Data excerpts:
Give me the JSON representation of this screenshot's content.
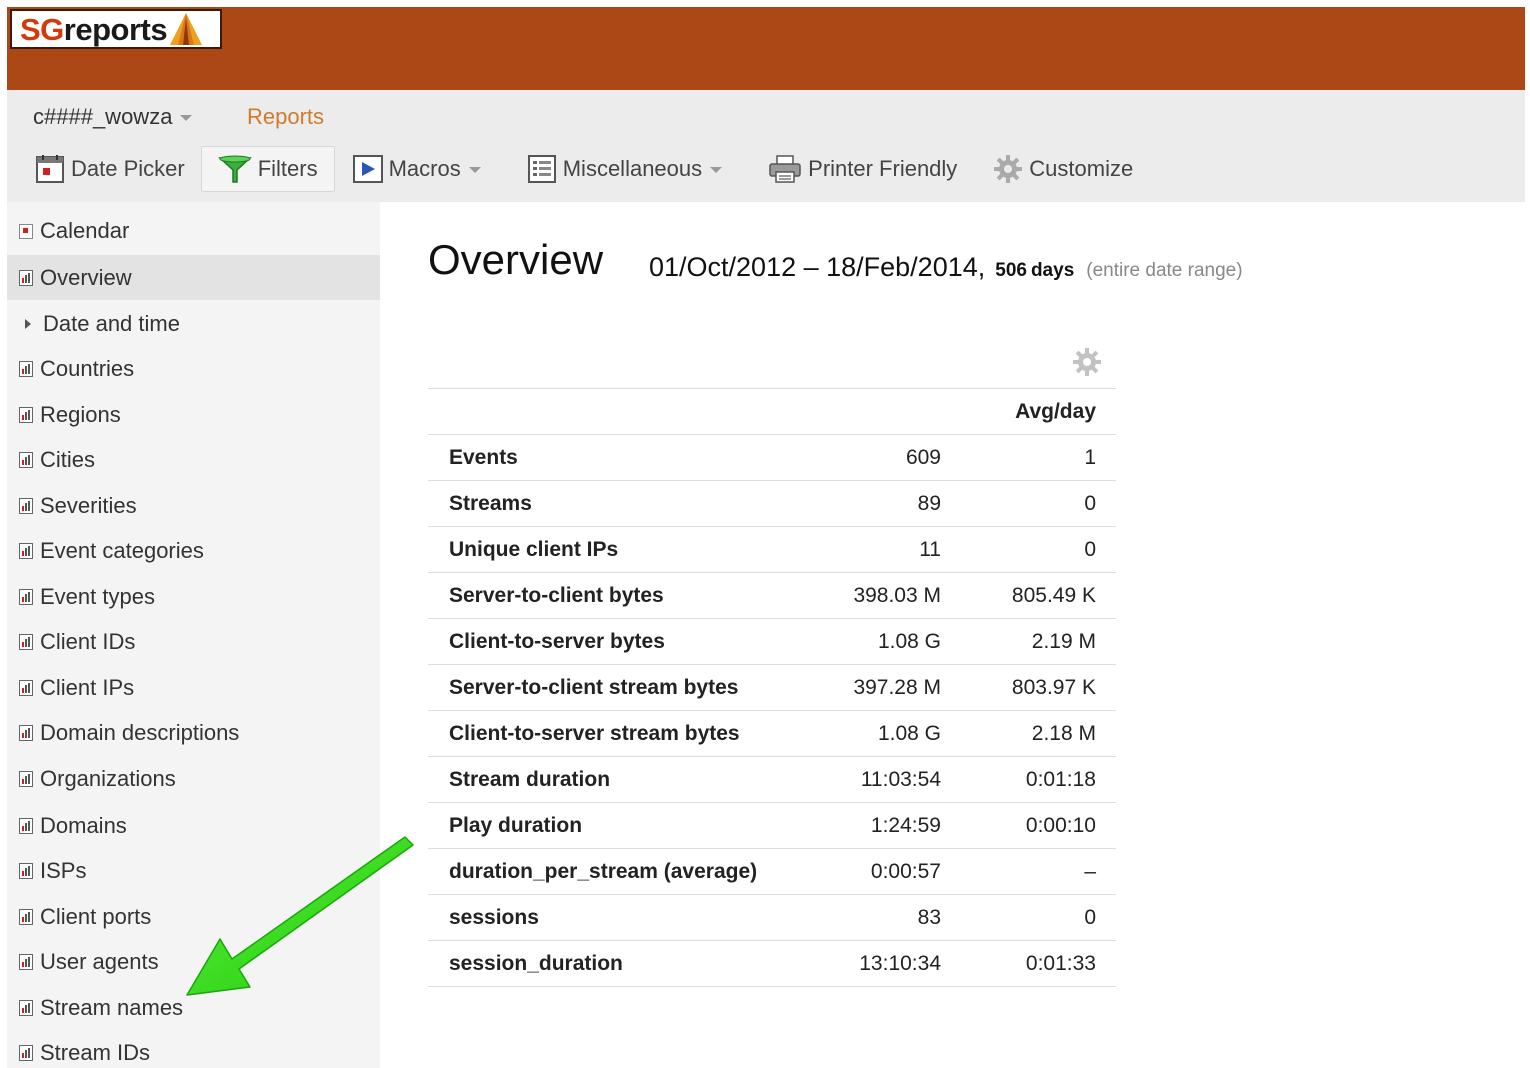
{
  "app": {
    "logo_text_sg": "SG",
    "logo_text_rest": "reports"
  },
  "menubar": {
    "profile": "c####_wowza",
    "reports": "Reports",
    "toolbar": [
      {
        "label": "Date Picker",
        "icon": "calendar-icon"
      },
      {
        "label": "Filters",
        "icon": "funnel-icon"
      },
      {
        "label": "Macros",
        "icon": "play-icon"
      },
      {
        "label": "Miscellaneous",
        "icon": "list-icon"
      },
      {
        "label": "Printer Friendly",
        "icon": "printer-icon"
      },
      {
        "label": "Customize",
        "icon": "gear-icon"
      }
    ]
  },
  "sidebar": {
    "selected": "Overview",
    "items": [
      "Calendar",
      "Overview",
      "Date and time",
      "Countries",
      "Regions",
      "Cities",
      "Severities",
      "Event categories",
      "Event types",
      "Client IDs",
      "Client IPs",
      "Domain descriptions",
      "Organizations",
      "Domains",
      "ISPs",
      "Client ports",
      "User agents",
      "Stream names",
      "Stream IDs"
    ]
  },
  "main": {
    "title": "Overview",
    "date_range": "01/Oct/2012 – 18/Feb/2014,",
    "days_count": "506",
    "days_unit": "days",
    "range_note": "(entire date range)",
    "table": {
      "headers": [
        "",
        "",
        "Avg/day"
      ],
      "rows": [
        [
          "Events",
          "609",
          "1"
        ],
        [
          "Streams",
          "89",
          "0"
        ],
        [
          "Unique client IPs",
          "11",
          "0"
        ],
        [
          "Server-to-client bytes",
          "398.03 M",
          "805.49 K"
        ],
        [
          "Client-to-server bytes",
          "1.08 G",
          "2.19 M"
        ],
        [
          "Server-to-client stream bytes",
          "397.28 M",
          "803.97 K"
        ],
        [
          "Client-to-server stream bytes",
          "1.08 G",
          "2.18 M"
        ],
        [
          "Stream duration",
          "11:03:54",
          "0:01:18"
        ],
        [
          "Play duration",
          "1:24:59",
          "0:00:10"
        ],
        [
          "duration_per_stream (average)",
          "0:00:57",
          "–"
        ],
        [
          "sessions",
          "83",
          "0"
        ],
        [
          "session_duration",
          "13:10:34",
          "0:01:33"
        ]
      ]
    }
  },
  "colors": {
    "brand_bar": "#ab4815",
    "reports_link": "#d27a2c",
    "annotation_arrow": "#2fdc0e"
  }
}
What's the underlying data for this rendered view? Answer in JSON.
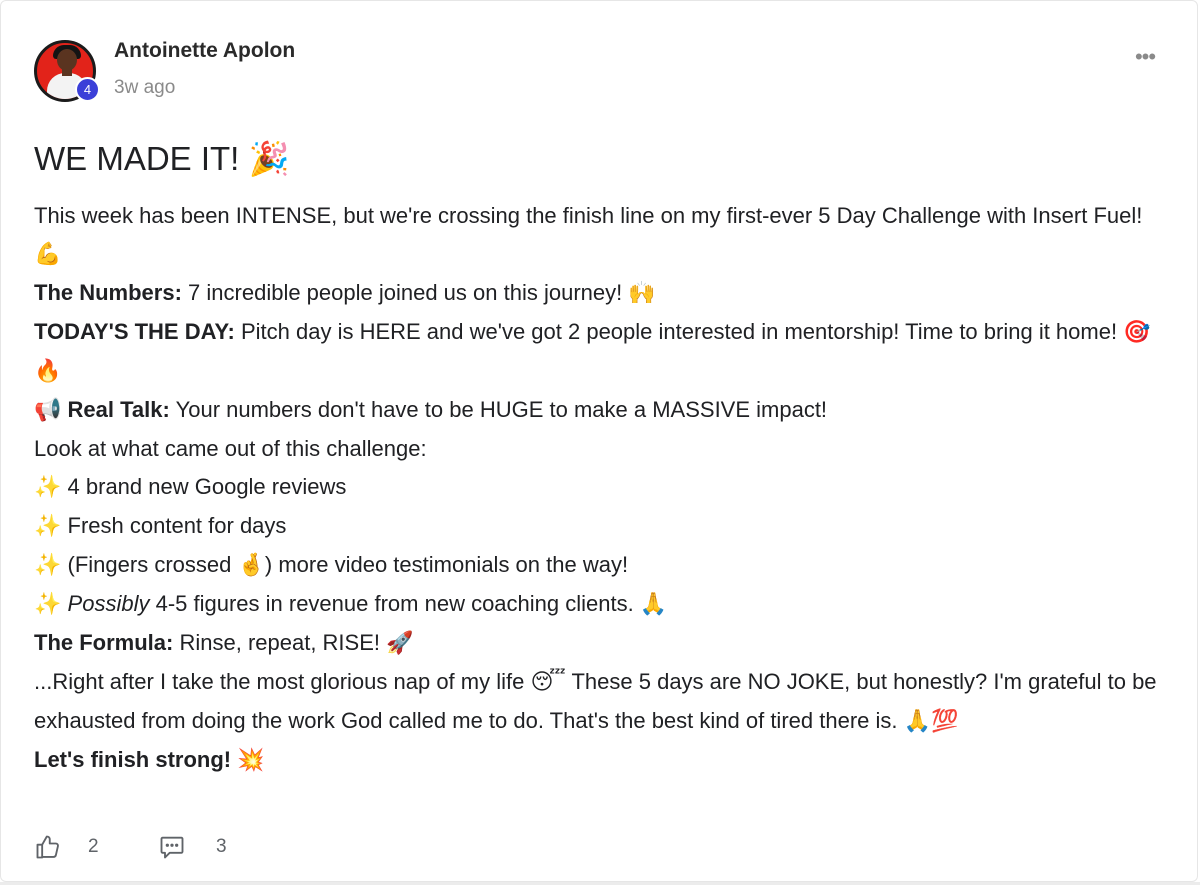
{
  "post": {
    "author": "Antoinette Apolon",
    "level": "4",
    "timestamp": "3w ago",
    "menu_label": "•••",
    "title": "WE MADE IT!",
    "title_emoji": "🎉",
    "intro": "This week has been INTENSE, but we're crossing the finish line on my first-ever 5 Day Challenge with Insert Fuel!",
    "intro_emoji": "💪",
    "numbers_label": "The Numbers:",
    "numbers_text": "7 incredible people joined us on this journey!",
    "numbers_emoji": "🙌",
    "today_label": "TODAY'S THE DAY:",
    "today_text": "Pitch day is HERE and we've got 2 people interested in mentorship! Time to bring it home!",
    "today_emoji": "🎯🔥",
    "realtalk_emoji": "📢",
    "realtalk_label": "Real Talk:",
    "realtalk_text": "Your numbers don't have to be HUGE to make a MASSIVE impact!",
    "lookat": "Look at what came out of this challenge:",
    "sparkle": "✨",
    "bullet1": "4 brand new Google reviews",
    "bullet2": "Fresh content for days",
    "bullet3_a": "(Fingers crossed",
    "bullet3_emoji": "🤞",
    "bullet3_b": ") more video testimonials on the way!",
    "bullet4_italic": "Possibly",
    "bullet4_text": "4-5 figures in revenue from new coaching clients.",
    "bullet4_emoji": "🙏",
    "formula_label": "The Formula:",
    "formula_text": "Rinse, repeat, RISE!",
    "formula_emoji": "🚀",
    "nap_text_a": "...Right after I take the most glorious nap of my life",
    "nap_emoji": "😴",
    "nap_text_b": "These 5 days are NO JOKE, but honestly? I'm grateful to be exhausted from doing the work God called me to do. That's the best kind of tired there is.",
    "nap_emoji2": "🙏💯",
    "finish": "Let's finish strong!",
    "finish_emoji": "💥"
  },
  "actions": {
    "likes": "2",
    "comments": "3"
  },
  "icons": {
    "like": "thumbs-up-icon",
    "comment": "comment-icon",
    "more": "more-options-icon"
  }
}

> **Exercise prompt**
Retype the records exactly. Any image in them should not appear in what you write.

> **Complete output**
Give me the JSON representation of this screenshot's content.
{
  "app": {
    "logo_text_sg": "SG",
    "logo_text_rest": "reports"
  },
  "menubar": {
    "profile": "c####_wowza",
    "reports": "Reports",
    "toolbar": [
      {
        "label": "Date Picker",
        "icon": "calendar-icon"
      },
      {
        "label": "Filters",
        "icon": "funnel-icon"
      },
      {
        "label": "Macros",
        "icon": "play-icon"
      },
      {
        "label": "Miscellaneous",
        "icon": "list-icon"
      },
      {
        "label": "Printer Friendly",
        "icon": "printer-icon"
      },
      {
        "label": "Customize",
        "icon": "gear-icon"
      }
    ]
  },
  "sidebar": {
    "selected": "Overview",
    "items": [
      "Calendar",
      "Overview",
      "Date and time",
      "Countries",
      "Regions",
      "Cities",
      "Severities",
      "Event categories",
      "Event types",
      "Client IDs",
      "Client IPs",
      "Domain descriptions",
      "Organizations",
      "Domains",
      "ISPs",
      "Client ports",
      "User agents",
      "Stream names",
      "Stream IDs"
    ]
  },
  "main": {
    "title": "Overview",
    "date_range": "01/Oct/2012 – 18/Feb/2014,",
    "days_count": "506",
    "days_unit": "days",
    "range_note": "(entire date range)",
    "table": {
      "headers": [
        "",
        "",
        "Avg/day"
      ],
      "rows": [
        [
          "Events",
          "609",
          "1"
        ],
        [
          "Streams",
          "89",
          "0"
        ],
        [
          "Unique client IPs",
          "11",
          "0"
        ],
        [
          "Server-to-client bytes",
          "398.03 M",
          "805.49 K"
        ],
        [
          "Client-to-server bytes",
          "1.08 G",
          "2.19 M"
        ],
        [
          "Server-to-client stream bytes",
          "397.28 M",
          "803.97 K"
        ],
        [
          "Client-to-server stream bytes",
          "1.08 G",
          "2.18 M"
        ],
        [
          "Stream duration",
          "11:03:54",
          "0:01:18"
        ],
        [
          "Play duration",
          "1:24:59",
          "0:00:10"
        ],
        [
          "duration_per_stream (average)",
          "0:00:57",
          "–"
        ],
        [
          "sessions",
          "83",
          "0"
        ],
        [
          "session_duration",
          "13:10:34",
          "0:01:33"
        ]
      ]
    }
  },
  "colors": {
    "brand_bar": "#ab4815",
    "reports_link": "#d27a2c",
    "annotation_arrow": "#2fdc0e"
  }
}
What's the underlying data for this rendered view? Answer in JSON.
{
  "post": {
    "author": "Antoinette Apolon",
    "level": "4",
    "timestamp": "3w ago",
    "menu_label": "•••",
    "title": "WE MADE IT!",
    "title_emoji": "🎉",
    "intro": "This week has been INTENSE, but we're crossing the finish line on my first-ever 5 Day Challenge with Insert Fuel!",
    "intro_emoji": "💪",
    "numbers_label": "The Numbers:",
    "numbers_text": "7 incredible people joined us on this journey!",
    "numbers_emoji": "🙌",
    "today_label": "TODAY'S THE DAY:",
    "today_text": "Pitch day is HERE and we've got 2 people interested in mentorship! Time to bring it home!",
    "today_emoji": "🎯🔥",
    "realtalk_emoji": "📢",
    "realtalk_label": "Real Talk:",
    "realtalk_text": "Your numbers don't have to be HUGE to make a MASSIVE impact!",
    "lookat": "Look at what came out of this challenge:",
    "sparkle": "✨",
    "bullet1": "4 brand new Google reviews",
    "bullet2": "Fresh content for days",
    "bullet3_a": "(Fingers crossed",
    "bullet3_emoji": "🤞",
    "bullet3_b": ") more video testimonials on the way!",
    "bullet4_italic": "Possibly",
    "bullet4_text": "4-5 figures in revenue from new coaching clients.",
    "bullet4_emoji": "🙏",
    "formula_label": "The Formula:",
    "formula_text": "Rinse, repeat, RISE!",
    "formula_emoji": "🚀",
    "nap_text_a": "...Right after I take the most glorious nap of my life",
    "nap_emoji": "😴",
    "nap_text_b": "These 5 days are NO JOKE, but honestly? I'm grateful to be exhausted from doing the work God called me to do. That's the best kind of tired there is.",
    "nap_emoji2": "🙏💯",
    "finish": "Let's finish strong!",
    "finish_emoji": "💥"
  },
  "actions": {
    "likes": "2",
    "comments": "3"
  },
  "icons": {
    "like": "thumbs-up-icon",
    "comment": "comment-icon",
    "more": "more-options-icon"
  }
}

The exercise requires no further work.